Records about charts and figures:
»»
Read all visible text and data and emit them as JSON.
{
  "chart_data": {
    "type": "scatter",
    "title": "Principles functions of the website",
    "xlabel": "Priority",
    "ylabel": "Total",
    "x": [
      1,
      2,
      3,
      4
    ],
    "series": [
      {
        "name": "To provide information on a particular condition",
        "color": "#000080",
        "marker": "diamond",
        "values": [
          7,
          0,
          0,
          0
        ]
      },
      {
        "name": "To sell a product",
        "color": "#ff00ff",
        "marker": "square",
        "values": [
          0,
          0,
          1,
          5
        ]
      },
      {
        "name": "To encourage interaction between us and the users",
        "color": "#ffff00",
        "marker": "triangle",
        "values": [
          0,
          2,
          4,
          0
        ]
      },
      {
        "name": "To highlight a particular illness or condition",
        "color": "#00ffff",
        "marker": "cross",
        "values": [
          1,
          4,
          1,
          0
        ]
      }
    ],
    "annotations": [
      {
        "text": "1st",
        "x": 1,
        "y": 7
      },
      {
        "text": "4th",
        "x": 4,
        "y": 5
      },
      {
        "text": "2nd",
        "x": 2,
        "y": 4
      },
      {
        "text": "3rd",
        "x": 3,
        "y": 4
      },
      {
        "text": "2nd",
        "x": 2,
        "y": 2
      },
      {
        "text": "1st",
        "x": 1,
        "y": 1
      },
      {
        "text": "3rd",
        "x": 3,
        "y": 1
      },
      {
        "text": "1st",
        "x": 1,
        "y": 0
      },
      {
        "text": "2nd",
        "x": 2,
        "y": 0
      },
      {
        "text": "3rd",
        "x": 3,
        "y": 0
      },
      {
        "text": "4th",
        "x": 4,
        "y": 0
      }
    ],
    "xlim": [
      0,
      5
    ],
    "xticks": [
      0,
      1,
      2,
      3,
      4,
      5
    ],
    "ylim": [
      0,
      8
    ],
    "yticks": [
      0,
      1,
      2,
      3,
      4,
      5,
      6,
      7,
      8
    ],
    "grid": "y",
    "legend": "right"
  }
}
««
__Short problem__
Supply the count of lines in the entries that contain the word "name", and nothing besides.

__Task solution__
4